▶ _Prompt_:
Filter for the word "annotation" and keep each matching line.

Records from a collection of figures
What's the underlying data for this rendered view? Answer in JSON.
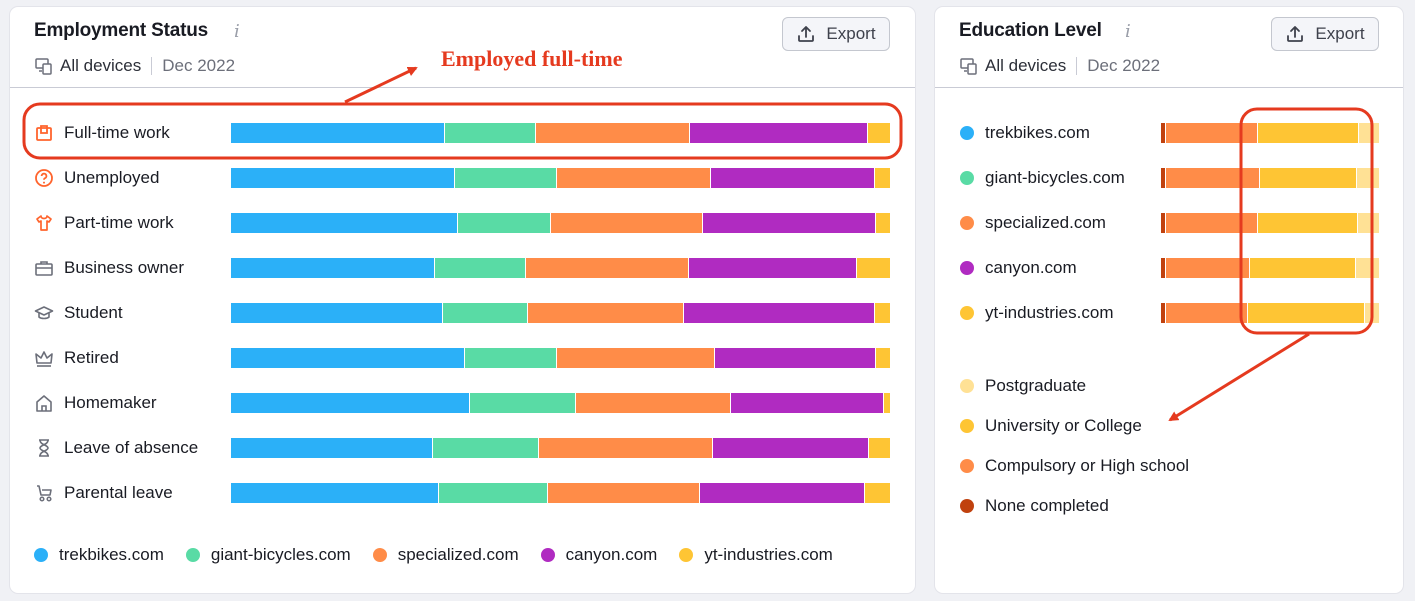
{
  "colors": {
    "trek": "#2bb0f8",
    "giant": "#59dba5",
    "specialized": "#ff8c48",
    "canyon": "#b02bc1",
    "yt": "#fec534",
    "postgraduate": "#ffe195",
    "university": "#fec534",
    "compulsory": "#ff8c48",
    "none": "#c0410e",
    "annotation": "#e53a1f"
  },
  "employment": {
    "title": "Employment Status",
    "info_icon": "info-icon",
    "devices": "All devices",
    "date": "Dec 2022",
    "export_label": "Export",
    "rows": [
      {
        "label": "Full-time work",
        "icon": "briefcase-icon",
        "values": [
          32.5,
          13.8,
          23.4,
          27.0,
          3.3
        ]
      },
      {
        "label": "Unemployed",
        "icon": "question-circle-icon",
        "values": [
          34.0,
          15.5,
          23.3,
          25.0,
          2.2
        ]
      },
      {
        "label": "Part-time work",
        "icon": "shirt-icon",
        "values": [
          34.5,
          14.0,
          23.2,
          26.2,
          2.1
        ]
      },
      {
        "label": "Business owner",
        "icon": "case-icon",
        "values": [
          31.0,
          13.7,
          24.8,
          25.5,
          5.0
        ]
      },
      {
        "label": "Student",
        "icon": "graduation-cap-icon",
        "values": [
          32.2,
          12.9,
          23.6,
          29.0,
          2.3
        ]
      },
      {
        "label": "Retired",
        "icon": "crown-icon",
        "values": [
          35.5,
          14.0,
          23.9,
          24.5,
          2.1
        ]
      },
      {
        "label": "Homemaker",
        "icon": "house-icon",
        "values": [
          36.3,
          16.0,
          23.6,
          23.2,
          0.9
        ]
      },
      {
        "label": "Leave of absence",
        "icon": "hourglass-icon",
        "values": [
          30.7,
          16.1,
          26.3,
          23.7,
          3.2
        ]
      },
      {
        "label": "Parental leave",
        "icon": "stroller-icon",
        "values": [
          31.5,
          16.6,
          23.1,
          25.0,
          3.8
        ]
      }
    ],
    "legend": [
      "trekbikes.com",
      "giant-bicycles.com",
      "specialized.com",
      "canyon.com",
      "yt-industries.com"
    ],
    "annotation": "Employed full-time"
  },
  "education": {
    "title": "Education Level",
    "info_icon": "info-icon",
    "devices": "All devices",
    "date": "Dec 2022",
    "export_label": "Export",
    "rows": [
      {
        "label": "trekbikes.com",
        "values": [
          2.3,
          42.0,
          46.5,
          9.2
        ]
      },
      {
        "label": "giant-bicycles.com",
        "values": [
          2.3,
          43.0,
          44.5,
          10.2
        ]
      },
      {
        "label": "specialized.com",
        "values": [
          2.3,
          42.0,
          46.0,
          9.7
        ]
      },
      {
        "label": "canyon.com",
        "values": [
          2.3,
          38.5,
          48.5,
          10.7
        ]
      },
      {
        "label": "yt-industries.com",
        "values": [
          2.3,
          37.5,
          54.0,
          6.2
        ]
      }
    ],
    "legend": [
      "Postgraduate",
      "University or College",
      "Compulsory or High school",
      "None completed"
    ]
  }
}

▶ _Finished exercise_:
    "annotation": "#e53a1f"
    "annotation": "Employed full-time"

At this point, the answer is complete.